Can you reproduce, unchanged, the stretch of lines from the first one through the line containing "svg-text:Nov: Nov: [733, 706, 757, 721]"?
# # #
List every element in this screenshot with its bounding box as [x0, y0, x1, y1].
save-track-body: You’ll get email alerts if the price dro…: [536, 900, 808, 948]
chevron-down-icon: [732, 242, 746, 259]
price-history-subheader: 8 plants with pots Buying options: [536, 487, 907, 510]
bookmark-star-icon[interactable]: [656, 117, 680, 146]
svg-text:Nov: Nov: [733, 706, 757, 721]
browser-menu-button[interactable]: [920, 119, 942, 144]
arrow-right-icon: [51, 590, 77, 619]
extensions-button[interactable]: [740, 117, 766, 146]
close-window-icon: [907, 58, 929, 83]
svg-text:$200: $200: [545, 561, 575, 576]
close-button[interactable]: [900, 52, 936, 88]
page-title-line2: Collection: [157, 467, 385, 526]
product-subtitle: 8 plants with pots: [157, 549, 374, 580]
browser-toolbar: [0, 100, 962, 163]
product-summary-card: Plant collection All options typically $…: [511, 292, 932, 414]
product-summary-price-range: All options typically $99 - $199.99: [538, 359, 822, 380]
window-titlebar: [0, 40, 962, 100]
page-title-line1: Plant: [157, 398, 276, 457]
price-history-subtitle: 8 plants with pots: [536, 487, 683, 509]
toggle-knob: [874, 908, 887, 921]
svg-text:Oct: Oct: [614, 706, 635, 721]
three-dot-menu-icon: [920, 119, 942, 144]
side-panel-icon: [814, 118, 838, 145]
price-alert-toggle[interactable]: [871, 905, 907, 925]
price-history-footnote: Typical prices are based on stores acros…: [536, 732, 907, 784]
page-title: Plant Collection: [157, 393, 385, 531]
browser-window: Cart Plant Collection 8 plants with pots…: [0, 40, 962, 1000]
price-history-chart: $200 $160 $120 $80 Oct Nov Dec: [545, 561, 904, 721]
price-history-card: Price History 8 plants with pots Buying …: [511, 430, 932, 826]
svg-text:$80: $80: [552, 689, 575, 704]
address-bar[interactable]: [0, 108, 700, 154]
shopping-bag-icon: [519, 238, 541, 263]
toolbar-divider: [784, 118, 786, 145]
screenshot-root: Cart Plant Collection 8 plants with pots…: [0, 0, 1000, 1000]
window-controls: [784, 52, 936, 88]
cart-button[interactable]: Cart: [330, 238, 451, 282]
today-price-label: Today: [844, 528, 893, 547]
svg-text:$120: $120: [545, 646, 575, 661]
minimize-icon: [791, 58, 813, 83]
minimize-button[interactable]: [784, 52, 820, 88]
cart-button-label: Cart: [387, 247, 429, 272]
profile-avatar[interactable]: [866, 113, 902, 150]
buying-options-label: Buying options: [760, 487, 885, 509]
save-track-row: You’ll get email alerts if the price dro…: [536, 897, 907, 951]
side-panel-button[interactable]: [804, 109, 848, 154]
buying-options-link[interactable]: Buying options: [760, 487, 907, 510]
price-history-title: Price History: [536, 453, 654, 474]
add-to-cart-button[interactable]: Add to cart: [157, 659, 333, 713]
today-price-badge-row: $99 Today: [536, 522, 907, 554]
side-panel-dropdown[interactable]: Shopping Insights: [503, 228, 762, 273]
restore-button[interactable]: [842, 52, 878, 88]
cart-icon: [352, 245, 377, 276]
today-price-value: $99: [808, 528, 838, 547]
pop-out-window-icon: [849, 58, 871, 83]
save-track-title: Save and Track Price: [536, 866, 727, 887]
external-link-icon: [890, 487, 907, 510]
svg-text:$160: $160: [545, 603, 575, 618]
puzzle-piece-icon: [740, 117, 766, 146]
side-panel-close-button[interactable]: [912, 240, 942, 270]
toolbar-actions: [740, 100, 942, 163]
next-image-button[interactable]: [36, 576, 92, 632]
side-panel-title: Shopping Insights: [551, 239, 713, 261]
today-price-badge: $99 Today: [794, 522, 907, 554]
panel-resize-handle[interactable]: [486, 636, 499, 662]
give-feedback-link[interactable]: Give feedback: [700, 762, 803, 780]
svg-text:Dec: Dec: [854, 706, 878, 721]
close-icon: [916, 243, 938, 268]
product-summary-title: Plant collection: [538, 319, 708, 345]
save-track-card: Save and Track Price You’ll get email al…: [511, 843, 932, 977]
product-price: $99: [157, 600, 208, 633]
# # #
*Answer*.
List every element in this screenshot with its bounding box as [x0, y0, x1, y1].
save-track-body: You’ll get email alerts if the price dro…: [536, 900, 808, 948]
chevron-down-icon: [732, 242, 746, 259]
price-history-subheader: 8 plants with pots Buying options: [536, 487, 907, 510]
bookmark-star-icon[interactable]: [656, 117, 680, 146]
svg-text:Nov: Nov: [733, 706, 757, 721]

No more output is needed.